- **To do**: Search the material for the word "this" and copy each line that holds it.

[start]

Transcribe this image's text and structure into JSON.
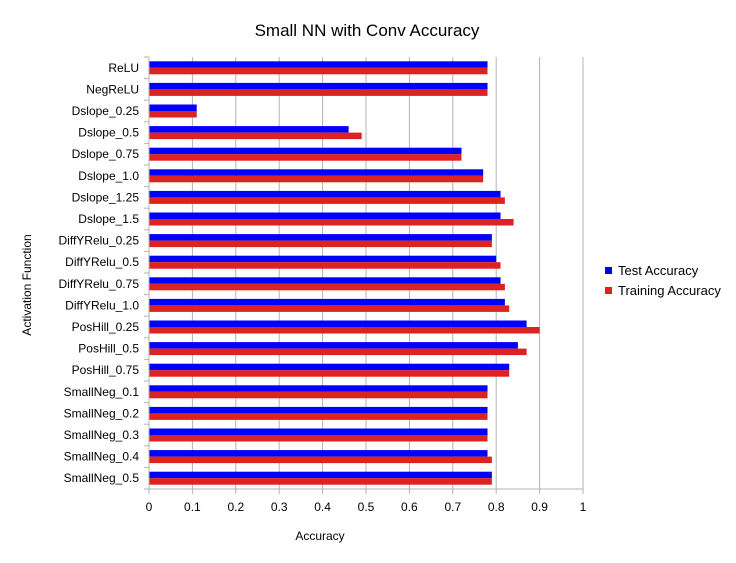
{
  "chart_data": {
    "type": "bar",
    "orientation": "horizontal",
    "title": "Small NN with Conv Accuracy",
    "xlabel": "Accuracy",
    "ylabel": "Activation Function",
    "xlim": [
      0,
      1
    ],
    "xticks": [
      0,
      0.1,
      0.2,
      0.3,
      0.4,
      0.5,
      0.6,
      0.7,
      0.8,
      0.9,
      1
    ],
    "xtick_labels": [
      "0",
      "0.1",
      "0.2",
      "0.3",
      "0.4",
      "0.5",
      "0.6",
      "0.7",
      "0.8",
      "0.9",
      "1"
    ],
    "grid": "vertical",
    "legend_position": "right",
    "categories": [
      "ReLU",
      "NegReLU",
      "Dslope_0.25",
      "Dslope_0.5",
      "Dslope_0.75",
      "Dslope_1.0",
      "Dslope_1.25",
      "Dslope_1.5",
      "DiffYRelu_0.25",
      "DiffYRelu_0.5",
      "DiffYRelu_0.75",
      "DiffYRelu_1.0",
      "PosHill_0.25",
      "PosHill_0.5",
      "PosHill_0.75",
      "SmallNeg_0.1",
      "SmallNeg_0.2",
      "SmallNeg_0.3",
      "SmallNeg_0.4",
      "SmallNeg_0.5"
    ],
    "series": [
      {
        "name": "Test Accuracy",
        "color": "#0000ff",
        "values": [
          0.78,
          0.78,
          0.11,
          0.46,
          0.72,
          0.77,
          0.81,
          0.81,
          0.79,
          0.8,
          0.81,
          0.82,
          0.87,
          0.85,
          0.83,
          0.78,
          0.78,
          0.78,
          0.78,
          0.79
        ]
      },
      {
        "name": "Training Accuracy",
        "color": "#dd2222",
        "values": [
          0.78,
          0.78,
          0.11,
          0.49,
          0.72,
          0.77,
          0.82,
          0.84,
          0.79,
          0.81,
          0.82,
          0.83,
          0.9,
          0.87,
          0.83,
          0.78,
          0.78,
          0.78,
          0.79,
          0.79
        ]
      }
    ]
  }
}
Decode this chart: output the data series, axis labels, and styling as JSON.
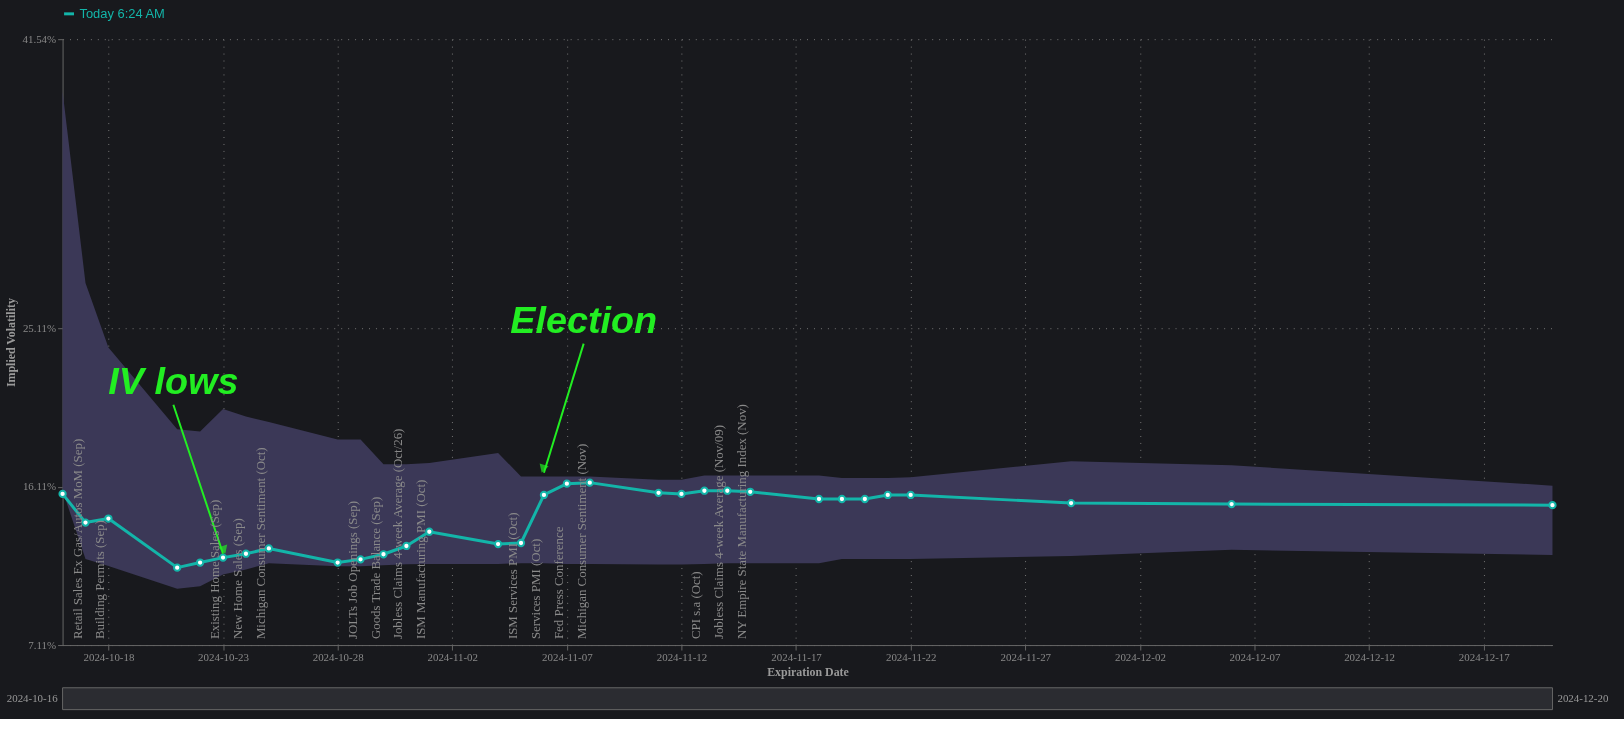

[end]

- **Output**:
Transcribe this image's text and structure into JSON.
Decode this chart: output the data series, axis labels, and styling as JSON.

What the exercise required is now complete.